■ TASK PROMPT ■
Below is a listing to write out in full, exactly as given, without its pictures.

────────────────────────────────────────

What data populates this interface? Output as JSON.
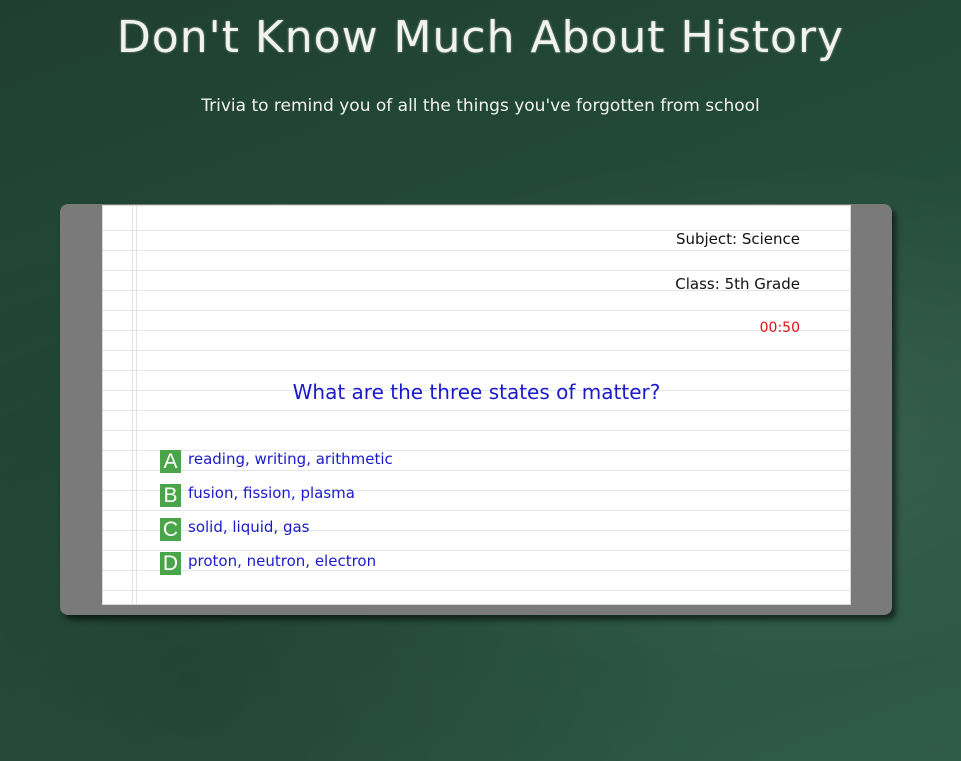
{
  "header": {
    "title": "Don't Know Much About History",
    "subtitle": "Trivia to remind you of all the things you've forgotten from school"
  },
  "quiz": {
    "subject": "Subject: Science",
    "class": "Class: 5th Grade",
    "timer": "00:50",
    "question": "What are the three states of matter?",
    "answers": [
      {
        "letter": "A",
        "text": "reading, writing, arithmetic"
      },
      {
        "letter": "B",
        "text": "fusion, fission, plasma"
      },
      {
        "letter": "C",
        "text": "solid, liquid, gas"
      },
      {
        "letter": "D",
        "text": "proton, neutron, electron"
      }
    ]
  },
  "colors": {
    "background": "#234a39",
    "frame": "#7a7a7a",
    "question_text": "#1a1acc",
    "timer": "#e01010",
    "answer_badge": "#4aa54a"
  }
}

────────────────────────────────────────

■ EXERCISE SOLUTION ■
What data populates this interface? Output as JSON.
{
  "header": {
    "title": "Don't Know Much About History",
    "subtitle": "Trivia to remind you of all the things you've forgotten from school"
  },
  "quiz": {
    "subject": "Subject: Science",
    "class": "Class: 5th Grade",
    "timer": "00:50",
    "question": "What are the three states of matter?",
    "answers": [
      {
        "letter": "A",
        "text": "reading, writing, arithmetic"
      },
      {
        "letter": "B",
        "text": "fusion, fission, plasma"
      },
      {
        "letter": "C",
        "text": "solid, liquid, gas"
      },
      {
        "letter": "D",
        "text": "proton, neutron, electron"
      }
    ]
  },
  "colors": {
    "background": "#234a39",
    "frame": "#7a7a7a",
    "question_text": "#1a1acc",
    "timer": "#e01010",
    "answer_badge": "#4aa54a"
  }
}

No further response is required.